(Task): Extract all lines in the data that contain the word "public".
•••
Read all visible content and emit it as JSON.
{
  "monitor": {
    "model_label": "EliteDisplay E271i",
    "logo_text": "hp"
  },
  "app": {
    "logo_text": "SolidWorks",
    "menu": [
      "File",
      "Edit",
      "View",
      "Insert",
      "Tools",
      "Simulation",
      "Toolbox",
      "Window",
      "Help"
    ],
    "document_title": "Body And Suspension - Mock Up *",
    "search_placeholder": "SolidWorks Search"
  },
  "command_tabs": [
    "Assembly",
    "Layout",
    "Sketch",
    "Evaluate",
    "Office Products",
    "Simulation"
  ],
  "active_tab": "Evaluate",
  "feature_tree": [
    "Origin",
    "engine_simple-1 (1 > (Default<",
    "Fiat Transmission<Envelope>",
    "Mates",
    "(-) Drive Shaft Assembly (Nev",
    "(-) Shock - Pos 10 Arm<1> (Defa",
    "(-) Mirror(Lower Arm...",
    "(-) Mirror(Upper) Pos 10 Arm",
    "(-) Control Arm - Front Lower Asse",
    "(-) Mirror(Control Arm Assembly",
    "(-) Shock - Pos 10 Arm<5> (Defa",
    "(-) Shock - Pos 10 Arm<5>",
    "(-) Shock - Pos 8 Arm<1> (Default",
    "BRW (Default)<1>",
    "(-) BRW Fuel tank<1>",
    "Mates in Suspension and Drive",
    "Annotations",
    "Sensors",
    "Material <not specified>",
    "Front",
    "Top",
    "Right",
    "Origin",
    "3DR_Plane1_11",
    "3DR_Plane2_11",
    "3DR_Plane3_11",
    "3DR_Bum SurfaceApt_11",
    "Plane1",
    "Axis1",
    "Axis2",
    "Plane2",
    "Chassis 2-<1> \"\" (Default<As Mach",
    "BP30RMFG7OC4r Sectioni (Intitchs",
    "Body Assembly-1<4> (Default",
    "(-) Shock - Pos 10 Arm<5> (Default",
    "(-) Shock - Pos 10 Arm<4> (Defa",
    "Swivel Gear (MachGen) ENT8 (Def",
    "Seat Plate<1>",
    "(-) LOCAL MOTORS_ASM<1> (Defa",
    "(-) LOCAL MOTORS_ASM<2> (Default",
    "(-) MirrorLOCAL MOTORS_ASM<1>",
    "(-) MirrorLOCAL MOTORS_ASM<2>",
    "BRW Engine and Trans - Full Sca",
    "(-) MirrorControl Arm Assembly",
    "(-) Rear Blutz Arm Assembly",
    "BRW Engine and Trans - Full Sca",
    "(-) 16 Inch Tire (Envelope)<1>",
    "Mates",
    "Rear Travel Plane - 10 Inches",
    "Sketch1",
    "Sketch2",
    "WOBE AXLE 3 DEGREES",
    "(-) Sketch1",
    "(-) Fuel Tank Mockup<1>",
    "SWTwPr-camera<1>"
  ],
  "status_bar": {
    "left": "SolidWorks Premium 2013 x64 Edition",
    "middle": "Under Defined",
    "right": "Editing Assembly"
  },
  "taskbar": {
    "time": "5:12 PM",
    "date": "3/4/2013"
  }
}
•••
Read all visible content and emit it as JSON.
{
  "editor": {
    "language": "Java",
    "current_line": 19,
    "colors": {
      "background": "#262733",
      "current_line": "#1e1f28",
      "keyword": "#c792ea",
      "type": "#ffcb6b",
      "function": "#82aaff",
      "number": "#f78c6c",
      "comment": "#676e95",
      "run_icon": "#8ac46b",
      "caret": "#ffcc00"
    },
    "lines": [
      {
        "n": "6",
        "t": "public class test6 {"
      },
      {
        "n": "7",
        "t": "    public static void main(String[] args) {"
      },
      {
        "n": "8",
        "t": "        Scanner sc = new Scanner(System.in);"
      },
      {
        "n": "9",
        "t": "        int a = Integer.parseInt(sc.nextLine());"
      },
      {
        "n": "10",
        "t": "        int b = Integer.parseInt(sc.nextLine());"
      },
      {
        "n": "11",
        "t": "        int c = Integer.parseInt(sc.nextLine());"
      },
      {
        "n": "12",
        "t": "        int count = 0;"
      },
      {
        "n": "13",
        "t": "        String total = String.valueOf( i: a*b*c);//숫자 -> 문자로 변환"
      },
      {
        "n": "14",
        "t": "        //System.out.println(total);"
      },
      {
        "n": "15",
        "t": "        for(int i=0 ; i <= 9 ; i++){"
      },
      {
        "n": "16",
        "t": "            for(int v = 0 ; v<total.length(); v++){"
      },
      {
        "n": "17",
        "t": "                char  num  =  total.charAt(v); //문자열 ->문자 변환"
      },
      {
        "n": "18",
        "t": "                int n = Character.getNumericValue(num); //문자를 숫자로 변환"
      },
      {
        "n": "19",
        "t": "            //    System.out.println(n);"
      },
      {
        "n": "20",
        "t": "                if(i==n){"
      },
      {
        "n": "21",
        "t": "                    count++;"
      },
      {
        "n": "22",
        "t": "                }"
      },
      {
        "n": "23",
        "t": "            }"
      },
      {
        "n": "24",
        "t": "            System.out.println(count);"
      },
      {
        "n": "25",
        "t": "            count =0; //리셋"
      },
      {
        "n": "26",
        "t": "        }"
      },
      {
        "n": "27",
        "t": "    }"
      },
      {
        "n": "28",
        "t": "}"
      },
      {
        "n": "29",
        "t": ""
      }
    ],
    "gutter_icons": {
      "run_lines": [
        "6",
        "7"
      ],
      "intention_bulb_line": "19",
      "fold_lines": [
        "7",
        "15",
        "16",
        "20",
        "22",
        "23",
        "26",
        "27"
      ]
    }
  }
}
•••
(Result for this task):
        "t": "public class test6 {"
        "t": "    public static void main(String[] args) {"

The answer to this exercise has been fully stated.